§ **The exercise**:
Pull out every line below containing the word "altri".

• • • •

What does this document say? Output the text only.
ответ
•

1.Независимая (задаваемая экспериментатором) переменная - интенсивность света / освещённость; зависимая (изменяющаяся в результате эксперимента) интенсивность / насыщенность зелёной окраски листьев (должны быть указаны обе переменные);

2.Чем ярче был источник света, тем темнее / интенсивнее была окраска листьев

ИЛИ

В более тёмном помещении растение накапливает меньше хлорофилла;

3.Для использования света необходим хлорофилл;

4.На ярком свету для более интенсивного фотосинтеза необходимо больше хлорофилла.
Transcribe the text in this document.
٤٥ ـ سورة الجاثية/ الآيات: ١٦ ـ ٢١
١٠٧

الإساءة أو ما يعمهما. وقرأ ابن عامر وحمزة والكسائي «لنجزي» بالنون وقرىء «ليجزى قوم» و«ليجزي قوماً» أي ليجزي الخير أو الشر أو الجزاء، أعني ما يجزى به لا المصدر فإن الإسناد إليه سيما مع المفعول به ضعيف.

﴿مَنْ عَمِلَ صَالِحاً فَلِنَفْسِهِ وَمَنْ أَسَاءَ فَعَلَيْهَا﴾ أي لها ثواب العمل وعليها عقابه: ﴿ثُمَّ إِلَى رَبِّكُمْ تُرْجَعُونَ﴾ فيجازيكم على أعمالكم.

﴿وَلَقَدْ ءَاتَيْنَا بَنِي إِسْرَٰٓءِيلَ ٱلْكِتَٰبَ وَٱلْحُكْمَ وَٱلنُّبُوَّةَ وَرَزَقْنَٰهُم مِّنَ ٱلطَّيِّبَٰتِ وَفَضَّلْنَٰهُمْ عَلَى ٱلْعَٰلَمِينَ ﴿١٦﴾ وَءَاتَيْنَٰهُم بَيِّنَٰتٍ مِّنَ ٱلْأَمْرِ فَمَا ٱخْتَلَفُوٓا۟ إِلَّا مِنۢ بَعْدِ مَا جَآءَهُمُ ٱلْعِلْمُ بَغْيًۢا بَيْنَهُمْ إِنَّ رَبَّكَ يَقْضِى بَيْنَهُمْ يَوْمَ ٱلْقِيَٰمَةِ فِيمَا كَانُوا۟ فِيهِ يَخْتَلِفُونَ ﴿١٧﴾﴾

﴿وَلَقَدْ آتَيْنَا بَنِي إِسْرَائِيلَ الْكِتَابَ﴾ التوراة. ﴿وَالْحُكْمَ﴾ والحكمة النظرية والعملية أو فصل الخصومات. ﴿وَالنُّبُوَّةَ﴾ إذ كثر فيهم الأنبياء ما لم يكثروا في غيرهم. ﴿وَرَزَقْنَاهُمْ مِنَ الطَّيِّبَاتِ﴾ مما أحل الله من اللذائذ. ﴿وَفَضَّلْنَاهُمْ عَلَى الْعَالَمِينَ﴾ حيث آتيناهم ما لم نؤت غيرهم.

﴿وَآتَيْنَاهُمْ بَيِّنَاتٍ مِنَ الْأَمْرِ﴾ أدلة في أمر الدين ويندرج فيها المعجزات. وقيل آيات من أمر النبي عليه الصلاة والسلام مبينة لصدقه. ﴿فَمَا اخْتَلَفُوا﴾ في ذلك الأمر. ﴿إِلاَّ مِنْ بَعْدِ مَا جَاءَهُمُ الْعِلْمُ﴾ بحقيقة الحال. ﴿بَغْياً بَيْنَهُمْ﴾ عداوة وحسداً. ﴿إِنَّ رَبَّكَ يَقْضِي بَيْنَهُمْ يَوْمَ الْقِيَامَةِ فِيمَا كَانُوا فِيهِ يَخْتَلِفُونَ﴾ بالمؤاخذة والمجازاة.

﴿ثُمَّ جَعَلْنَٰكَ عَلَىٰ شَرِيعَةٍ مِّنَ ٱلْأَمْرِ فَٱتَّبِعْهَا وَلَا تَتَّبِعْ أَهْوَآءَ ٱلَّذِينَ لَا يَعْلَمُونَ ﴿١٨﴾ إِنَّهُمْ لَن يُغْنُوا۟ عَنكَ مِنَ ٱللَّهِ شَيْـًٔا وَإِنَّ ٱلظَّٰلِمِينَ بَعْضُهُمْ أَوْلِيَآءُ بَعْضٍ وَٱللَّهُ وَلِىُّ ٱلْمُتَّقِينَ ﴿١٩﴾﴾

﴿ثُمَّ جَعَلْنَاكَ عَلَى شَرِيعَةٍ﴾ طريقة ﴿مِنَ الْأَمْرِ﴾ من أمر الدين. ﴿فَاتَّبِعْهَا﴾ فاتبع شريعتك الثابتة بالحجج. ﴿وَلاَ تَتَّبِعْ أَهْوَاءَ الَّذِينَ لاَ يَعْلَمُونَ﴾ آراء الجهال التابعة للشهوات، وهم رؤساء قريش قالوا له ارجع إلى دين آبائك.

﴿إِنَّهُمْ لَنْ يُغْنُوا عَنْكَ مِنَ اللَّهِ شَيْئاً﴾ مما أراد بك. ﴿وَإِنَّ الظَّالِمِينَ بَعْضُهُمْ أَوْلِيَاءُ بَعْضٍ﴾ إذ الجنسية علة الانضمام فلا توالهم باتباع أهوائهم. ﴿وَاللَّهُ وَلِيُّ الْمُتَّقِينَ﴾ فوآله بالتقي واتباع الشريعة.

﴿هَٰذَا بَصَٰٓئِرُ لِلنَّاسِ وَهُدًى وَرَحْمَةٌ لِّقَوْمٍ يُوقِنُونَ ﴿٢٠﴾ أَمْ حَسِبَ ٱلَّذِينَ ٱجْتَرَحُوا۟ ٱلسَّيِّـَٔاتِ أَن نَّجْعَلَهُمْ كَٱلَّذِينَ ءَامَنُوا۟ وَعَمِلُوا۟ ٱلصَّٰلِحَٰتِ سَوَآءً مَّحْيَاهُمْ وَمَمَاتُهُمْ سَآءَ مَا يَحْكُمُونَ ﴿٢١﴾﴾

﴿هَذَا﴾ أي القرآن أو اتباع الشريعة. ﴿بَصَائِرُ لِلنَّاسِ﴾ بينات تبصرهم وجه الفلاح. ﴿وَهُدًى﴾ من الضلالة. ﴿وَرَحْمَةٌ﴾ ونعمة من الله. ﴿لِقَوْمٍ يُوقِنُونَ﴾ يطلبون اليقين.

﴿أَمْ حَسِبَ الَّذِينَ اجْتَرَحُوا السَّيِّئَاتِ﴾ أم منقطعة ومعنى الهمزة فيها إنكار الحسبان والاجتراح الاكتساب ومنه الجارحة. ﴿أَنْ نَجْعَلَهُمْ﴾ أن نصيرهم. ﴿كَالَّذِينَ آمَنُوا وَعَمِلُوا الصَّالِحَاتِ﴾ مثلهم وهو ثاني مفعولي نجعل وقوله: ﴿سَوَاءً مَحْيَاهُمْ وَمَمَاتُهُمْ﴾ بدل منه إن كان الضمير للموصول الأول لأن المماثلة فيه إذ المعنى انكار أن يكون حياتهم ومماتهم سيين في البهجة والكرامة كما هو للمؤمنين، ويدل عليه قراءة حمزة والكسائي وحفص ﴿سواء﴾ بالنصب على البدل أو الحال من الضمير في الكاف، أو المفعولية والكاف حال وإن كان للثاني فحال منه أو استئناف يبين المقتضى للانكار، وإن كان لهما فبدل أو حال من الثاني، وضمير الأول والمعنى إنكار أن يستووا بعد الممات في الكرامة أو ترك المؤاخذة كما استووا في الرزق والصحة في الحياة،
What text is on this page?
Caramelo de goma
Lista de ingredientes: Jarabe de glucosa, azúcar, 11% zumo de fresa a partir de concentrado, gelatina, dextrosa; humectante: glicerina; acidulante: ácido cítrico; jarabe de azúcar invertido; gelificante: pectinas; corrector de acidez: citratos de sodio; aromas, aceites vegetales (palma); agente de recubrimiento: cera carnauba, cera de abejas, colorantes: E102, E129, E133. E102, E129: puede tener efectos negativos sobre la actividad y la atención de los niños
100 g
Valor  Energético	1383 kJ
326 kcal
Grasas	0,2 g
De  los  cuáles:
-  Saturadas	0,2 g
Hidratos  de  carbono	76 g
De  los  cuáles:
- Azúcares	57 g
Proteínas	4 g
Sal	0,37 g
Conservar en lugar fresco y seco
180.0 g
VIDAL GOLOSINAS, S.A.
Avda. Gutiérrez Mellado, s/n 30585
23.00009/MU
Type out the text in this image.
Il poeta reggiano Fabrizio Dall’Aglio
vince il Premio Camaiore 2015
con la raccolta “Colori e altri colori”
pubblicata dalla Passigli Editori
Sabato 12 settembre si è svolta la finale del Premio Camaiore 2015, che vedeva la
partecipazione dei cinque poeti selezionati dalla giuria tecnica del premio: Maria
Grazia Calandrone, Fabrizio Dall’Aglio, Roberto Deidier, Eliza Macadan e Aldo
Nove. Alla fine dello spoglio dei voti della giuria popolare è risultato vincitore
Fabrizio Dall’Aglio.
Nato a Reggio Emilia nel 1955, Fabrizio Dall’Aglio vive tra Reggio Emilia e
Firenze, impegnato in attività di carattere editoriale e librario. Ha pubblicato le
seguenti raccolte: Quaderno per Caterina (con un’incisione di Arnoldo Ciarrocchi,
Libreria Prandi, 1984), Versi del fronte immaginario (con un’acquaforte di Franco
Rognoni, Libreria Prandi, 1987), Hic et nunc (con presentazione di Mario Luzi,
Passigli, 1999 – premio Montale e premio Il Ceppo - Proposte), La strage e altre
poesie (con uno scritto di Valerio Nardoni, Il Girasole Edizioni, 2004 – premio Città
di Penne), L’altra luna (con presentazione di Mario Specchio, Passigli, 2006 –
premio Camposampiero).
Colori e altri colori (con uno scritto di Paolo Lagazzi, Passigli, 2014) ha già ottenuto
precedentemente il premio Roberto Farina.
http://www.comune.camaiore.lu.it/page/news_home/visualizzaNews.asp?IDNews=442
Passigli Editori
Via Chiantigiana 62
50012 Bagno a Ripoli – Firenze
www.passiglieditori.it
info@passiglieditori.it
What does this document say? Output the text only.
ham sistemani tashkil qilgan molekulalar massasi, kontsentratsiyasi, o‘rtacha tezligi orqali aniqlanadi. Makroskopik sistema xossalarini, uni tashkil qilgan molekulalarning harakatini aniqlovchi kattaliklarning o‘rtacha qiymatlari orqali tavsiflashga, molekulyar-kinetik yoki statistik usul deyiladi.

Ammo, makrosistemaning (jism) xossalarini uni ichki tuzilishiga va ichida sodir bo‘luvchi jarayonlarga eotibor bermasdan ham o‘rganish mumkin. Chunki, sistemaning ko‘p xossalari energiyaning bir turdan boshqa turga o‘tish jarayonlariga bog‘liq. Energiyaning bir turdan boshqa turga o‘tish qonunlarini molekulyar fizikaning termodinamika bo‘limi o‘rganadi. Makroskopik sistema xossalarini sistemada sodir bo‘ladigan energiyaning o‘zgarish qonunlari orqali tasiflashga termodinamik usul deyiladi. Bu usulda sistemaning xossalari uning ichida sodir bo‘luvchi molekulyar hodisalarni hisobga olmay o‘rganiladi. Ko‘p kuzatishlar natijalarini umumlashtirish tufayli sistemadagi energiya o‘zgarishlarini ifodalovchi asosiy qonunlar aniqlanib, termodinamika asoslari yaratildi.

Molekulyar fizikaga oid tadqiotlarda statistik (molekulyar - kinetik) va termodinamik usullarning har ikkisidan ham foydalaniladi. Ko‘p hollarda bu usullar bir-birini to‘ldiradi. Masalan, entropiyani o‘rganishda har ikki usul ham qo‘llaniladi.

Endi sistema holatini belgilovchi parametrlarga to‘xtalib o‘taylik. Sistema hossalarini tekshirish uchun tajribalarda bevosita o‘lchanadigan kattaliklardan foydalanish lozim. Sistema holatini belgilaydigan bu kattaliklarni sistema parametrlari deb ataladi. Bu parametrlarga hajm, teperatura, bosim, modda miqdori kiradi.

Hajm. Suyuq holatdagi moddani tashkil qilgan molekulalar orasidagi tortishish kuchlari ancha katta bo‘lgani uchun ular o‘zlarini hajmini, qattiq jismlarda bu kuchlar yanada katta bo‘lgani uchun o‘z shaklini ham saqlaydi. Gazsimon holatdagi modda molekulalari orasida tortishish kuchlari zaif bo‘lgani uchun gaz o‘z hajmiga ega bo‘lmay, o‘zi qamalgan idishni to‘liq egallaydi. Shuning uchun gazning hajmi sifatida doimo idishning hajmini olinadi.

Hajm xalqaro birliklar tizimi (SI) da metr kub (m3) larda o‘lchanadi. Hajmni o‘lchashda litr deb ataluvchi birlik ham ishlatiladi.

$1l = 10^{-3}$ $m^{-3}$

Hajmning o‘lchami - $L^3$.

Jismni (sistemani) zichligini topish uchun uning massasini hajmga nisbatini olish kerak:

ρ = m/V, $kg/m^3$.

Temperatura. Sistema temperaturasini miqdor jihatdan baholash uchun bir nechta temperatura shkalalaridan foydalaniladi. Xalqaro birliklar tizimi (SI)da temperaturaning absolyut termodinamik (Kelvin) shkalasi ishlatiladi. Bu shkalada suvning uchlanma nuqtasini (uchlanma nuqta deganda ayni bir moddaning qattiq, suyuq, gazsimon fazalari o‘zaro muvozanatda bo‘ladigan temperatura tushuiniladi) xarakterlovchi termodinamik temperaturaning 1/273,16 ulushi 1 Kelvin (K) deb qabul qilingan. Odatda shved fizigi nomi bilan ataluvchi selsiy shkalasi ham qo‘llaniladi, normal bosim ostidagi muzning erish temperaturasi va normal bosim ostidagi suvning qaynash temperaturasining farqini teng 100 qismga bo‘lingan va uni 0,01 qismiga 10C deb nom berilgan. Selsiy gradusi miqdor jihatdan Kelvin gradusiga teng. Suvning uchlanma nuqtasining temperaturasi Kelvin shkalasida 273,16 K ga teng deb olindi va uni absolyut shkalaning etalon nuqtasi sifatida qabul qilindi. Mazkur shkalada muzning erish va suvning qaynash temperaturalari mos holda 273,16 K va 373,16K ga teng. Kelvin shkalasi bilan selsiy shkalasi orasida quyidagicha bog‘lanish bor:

• • • •

§ **Task response**:
con la raccolta “Colori e altri colori”
Colori e altri colori (con uno scritto di Paolo Lagazzi, Passigli, 2014) ha già ottenuto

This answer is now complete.